(Some items)

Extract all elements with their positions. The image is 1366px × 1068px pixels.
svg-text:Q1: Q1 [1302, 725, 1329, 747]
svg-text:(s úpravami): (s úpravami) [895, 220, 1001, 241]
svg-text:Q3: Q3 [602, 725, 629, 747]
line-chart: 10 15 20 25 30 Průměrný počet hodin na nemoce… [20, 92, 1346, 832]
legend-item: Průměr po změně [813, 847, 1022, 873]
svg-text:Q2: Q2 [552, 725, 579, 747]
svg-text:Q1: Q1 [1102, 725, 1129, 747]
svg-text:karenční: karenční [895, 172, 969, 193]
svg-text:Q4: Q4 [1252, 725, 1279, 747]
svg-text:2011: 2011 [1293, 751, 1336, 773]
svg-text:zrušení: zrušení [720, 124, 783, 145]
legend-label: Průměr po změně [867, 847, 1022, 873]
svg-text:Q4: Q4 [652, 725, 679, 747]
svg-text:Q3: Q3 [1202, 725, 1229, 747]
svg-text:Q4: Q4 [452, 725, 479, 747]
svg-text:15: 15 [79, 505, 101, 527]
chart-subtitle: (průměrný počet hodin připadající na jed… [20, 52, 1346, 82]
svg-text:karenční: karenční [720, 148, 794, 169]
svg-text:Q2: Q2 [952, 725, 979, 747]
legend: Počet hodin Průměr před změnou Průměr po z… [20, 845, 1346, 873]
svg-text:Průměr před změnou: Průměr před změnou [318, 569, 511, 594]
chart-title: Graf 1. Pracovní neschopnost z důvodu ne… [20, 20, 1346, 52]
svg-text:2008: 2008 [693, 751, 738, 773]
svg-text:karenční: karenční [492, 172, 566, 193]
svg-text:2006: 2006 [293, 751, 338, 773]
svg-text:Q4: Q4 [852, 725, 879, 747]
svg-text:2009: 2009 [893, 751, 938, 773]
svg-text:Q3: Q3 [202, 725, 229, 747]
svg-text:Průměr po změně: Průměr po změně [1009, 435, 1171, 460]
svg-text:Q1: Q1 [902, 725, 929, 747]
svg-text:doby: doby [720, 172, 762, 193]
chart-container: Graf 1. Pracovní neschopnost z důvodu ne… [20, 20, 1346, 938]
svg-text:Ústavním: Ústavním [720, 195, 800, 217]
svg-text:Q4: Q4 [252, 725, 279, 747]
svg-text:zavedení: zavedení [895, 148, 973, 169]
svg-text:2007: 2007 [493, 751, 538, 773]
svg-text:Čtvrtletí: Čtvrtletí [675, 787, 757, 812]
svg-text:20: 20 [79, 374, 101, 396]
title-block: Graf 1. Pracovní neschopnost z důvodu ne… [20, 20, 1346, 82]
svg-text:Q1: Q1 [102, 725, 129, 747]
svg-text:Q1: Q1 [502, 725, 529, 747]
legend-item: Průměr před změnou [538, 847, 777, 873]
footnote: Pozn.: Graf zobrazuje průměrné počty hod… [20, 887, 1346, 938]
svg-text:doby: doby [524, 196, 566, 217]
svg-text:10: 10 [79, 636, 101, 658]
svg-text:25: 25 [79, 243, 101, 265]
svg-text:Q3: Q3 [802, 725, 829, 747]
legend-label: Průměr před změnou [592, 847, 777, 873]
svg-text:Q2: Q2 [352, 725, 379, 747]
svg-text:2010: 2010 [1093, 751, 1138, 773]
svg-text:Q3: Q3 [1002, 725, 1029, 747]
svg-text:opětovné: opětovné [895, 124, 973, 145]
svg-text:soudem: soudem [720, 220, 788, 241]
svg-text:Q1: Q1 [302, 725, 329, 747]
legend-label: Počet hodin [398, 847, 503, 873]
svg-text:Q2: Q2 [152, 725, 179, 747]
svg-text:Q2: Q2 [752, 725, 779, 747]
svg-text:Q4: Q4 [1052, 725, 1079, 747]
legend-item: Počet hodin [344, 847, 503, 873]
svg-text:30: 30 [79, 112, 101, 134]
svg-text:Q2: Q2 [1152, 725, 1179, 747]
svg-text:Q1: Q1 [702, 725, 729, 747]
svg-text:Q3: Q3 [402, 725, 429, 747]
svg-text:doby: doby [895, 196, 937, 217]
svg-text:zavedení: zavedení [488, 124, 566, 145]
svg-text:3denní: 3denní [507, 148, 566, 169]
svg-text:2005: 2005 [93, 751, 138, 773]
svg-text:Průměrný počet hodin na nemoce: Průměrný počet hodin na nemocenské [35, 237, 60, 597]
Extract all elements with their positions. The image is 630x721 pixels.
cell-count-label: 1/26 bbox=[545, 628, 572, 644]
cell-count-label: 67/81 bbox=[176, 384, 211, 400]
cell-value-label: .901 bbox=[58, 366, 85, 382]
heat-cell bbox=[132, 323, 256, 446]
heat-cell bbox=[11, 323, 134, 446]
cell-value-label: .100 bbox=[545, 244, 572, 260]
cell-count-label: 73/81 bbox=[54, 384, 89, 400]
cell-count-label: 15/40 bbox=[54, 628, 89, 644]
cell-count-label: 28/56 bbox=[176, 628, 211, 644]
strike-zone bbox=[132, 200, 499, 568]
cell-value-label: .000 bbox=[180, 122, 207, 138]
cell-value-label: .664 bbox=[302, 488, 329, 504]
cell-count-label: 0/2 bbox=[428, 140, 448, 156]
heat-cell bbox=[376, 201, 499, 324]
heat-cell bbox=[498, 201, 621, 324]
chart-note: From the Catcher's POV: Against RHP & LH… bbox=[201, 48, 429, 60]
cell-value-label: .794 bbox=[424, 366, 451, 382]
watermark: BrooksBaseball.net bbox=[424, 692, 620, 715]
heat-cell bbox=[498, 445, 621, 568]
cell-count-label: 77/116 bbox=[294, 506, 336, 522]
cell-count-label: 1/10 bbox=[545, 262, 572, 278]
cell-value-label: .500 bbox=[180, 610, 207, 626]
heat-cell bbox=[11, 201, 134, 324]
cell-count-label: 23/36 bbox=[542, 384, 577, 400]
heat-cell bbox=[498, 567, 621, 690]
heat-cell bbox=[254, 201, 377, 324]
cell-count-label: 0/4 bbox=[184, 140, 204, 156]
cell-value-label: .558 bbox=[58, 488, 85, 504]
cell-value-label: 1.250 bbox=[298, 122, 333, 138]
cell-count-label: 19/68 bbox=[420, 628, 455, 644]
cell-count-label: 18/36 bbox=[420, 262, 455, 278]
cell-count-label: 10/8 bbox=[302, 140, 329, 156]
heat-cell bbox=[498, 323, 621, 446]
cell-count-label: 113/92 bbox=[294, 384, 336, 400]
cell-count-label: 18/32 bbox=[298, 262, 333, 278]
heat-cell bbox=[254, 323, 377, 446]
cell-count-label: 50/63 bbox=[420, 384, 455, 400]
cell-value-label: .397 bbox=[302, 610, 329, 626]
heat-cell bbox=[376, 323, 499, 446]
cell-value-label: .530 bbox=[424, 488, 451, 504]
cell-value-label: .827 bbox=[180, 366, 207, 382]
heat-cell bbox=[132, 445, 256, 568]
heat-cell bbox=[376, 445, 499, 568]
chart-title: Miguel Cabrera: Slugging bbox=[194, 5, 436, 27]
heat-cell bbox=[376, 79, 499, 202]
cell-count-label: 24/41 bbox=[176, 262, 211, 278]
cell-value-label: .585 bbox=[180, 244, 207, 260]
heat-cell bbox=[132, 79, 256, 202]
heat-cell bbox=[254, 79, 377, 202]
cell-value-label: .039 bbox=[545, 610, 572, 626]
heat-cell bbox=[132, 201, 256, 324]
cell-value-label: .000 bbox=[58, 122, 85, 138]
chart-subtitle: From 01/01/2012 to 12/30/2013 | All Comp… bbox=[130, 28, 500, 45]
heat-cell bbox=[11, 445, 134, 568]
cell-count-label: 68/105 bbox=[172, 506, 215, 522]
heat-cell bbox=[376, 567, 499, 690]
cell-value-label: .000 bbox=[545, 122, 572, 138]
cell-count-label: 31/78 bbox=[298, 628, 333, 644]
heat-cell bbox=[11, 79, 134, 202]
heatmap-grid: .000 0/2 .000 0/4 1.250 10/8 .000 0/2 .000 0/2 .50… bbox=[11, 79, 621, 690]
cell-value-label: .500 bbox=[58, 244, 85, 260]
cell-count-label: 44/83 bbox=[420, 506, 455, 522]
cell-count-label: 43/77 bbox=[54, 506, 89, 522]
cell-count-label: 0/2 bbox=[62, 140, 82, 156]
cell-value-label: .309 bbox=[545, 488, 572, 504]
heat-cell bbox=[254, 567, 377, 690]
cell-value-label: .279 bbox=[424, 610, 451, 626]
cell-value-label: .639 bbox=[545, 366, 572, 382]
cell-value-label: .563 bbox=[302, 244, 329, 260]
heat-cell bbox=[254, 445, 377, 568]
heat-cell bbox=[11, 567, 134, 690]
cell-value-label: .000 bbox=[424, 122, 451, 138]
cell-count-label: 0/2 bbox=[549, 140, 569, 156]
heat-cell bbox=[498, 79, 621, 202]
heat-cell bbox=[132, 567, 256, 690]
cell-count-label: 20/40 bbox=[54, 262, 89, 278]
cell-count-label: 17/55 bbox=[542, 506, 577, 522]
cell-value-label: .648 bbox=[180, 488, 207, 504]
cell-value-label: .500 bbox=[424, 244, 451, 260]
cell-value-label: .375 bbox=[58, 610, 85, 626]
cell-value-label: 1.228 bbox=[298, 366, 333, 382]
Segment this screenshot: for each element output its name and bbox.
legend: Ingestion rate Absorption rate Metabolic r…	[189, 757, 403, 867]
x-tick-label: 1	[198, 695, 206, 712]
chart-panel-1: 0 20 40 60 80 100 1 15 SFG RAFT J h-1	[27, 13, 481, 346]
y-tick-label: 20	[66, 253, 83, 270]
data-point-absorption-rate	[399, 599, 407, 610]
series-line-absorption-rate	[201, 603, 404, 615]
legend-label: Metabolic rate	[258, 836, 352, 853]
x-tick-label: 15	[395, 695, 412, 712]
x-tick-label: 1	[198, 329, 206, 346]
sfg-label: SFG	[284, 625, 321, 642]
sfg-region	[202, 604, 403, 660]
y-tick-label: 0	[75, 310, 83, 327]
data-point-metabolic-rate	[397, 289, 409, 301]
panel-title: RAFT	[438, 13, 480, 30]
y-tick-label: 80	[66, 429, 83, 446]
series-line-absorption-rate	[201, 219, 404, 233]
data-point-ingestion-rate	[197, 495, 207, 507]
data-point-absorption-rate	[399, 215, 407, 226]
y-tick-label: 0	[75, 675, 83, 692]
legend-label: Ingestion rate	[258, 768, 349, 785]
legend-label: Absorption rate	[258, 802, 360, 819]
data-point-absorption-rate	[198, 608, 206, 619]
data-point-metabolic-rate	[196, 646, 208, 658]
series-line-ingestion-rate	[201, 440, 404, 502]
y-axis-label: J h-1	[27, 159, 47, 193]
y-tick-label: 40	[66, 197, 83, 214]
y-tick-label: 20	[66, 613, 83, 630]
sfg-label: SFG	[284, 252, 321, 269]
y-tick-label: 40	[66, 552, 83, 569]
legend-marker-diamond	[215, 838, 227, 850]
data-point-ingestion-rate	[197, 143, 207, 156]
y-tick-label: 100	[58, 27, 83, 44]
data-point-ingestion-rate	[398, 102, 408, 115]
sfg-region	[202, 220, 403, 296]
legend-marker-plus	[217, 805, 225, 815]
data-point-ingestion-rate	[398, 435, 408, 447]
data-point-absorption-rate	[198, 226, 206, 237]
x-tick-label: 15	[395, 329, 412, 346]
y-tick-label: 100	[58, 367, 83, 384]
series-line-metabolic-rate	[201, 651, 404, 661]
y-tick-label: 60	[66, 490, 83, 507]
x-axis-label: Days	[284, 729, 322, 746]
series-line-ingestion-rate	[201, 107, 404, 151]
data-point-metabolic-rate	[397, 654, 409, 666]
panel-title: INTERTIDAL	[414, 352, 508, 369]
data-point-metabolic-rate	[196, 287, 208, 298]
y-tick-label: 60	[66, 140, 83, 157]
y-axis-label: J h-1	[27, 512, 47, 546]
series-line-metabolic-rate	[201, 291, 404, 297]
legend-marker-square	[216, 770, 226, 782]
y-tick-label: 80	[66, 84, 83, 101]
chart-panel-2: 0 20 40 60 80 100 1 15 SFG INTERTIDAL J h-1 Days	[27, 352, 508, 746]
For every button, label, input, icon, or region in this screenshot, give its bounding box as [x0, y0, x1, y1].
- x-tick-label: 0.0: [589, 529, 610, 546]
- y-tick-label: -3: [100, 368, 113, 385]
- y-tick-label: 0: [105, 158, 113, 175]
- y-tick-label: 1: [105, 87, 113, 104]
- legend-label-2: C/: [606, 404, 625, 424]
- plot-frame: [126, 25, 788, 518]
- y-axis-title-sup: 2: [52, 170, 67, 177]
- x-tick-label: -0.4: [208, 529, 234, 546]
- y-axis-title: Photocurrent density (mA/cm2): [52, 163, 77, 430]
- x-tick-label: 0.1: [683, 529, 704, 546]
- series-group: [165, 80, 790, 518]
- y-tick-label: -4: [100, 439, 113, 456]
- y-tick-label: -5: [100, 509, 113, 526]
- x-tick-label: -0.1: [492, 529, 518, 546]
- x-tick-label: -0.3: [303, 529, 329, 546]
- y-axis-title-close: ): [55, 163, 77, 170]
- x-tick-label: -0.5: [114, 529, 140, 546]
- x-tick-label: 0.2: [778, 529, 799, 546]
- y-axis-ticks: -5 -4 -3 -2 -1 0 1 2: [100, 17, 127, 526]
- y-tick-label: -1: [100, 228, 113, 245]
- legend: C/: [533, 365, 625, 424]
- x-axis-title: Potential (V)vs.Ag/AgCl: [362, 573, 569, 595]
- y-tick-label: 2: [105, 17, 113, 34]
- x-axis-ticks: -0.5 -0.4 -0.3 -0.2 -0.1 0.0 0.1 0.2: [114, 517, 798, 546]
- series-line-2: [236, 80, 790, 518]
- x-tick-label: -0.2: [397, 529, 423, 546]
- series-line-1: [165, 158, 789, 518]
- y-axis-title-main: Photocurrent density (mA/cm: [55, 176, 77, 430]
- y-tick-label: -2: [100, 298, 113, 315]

#### Work to complete
Swap "karenční" for "čekací" in every line from the first line of the items through the line holding "svg-text:doby: doby [720, 172, 762, 193]", inclusive. Give those lines again with nothing else changed.

#### Written solution
Extract all elements with their positions. The image is 1366px × 1068px pixels.
svg-text:Q1: Q1 [1302, 725, 1329, 747]
svg-text:(s úpravami): (s úpravami) [895, 220, 1001, 241]
svg-text:Q3: Q3 [602, 725, 629, 747]
line-chart: 10 15 20 25 30 Průměrný počet hodin na nemoce… [20, 92, 1346, 832]
legend-item: Průměr po změně [813, 847, 1022, 873]
svg-text:Q2: Q2 [552, 725, 579, 747]
svg-text:Q1: Q1 [1102, 725, 1129, 747]
svg-text:čekací: čekací [895, 172, 969, 193]
svg-text:Q4: Q4 [1252, 725, 1279, 747]
svg-text:2011: 2011 [1293, 751, 1336, 773]
svg-text:zrušení: zrušení [720, 124, 783, 145]
legend-label: Průměr po změně [867, 847, 1022, 873]
svg-text:Q4: Q4 [652, 725, 679, 747]
svg-text:Q3: Q3 [1202, 725, 1229, 747]
svg-text:Q4: Q4 [452, 725, 479, 747]
svg-text:15: 15 [79, 505, 101, 527]
chart-subtitle: (průměrný počet hodin připadající na jed… [20, 52, 1346, 82]
svg-text:čekací: čekací [720, 148, 794, 169]
svg-text:Q2: Q2 [952, 725, 979, 747]
legend: Počet hodin Průměr před změnou Průměr po z… [20, 845, 1346, 873]
svg-text:Průměr před změnou: Průměr před změnou [318, 569, 511, 594]
chart-title: Graf 1. Pracovní neschopnost z důvodu ne… [20, 20, 1346, 52]
svg-text:2008: 2008 [693, 751, 738, 773]
svg-text:čekací: čekací [492, 172, 566, 193]
svg-text:2006: 2006 [293, 751, 338, 773]
svg-text:Q4: Q4 [852, 725, 879, 747]
svg-text:2009: 2009 [893, 751, 938, 773]
svg-text:Q3: Q3 [202, 725, 229, 747]
svg-text:Průměr po změně: Průměr po změně [1009, 435, 1171, 460]
svg-text:Q1: Q1 [902, 725, 929, 747]
svg-text:doby: doby [720, 172, 762, 193]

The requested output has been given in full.